* What you will do: Exactly reproduce the lines from the line containing "Type out the text in this image." to the end of the data below, inclusive, and nothing else.

[Dataset items]

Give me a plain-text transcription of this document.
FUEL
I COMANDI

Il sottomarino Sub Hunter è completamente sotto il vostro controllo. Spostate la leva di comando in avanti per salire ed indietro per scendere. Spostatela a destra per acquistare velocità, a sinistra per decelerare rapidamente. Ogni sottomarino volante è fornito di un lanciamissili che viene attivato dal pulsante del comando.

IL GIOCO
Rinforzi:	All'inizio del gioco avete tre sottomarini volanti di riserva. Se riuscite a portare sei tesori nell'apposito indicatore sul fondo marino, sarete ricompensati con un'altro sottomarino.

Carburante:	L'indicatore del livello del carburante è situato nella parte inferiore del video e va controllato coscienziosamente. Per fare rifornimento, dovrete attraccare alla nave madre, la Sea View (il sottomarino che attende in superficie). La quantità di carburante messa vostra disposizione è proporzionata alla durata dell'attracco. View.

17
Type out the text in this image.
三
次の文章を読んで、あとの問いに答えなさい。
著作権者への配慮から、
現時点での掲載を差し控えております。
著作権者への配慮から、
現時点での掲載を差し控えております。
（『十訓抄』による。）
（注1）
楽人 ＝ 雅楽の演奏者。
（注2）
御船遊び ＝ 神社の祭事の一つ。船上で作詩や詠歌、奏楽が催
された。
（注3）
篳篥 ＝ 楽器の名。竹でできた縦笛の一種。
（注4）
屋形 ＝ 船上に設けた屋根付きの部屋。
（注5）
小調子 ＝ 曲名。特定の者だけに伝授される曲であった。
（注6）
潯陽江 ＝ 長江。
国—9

* Result:
Type out the text in this image.
三
次の文章を読んで、あとの問いに答えなさい。
著作権者への配慮から、
現時点での掲載を差し控えております。
著作権者への配慮から、
現時点での掲載を差し控えております。
（『十訓抄』による。）
（注1）
楽人 ＝ 雅楽の演奏者。
（注2）
御船遊び ＝ 神社の祭事の一つ。船上で作詩や詠歌、奏楽が催
された。
（注3）
篳篥 ＝ 楽器の名。竹でできた縦笛の一種。
（注4）
屋形 ＝ 船上に設けた屋根付きの部屋。
（注5）
小調子 ＝ 曲名。特定の者だけに伝授される曲であった。
（注6）
潯陽江 ＝ 長江。
国—9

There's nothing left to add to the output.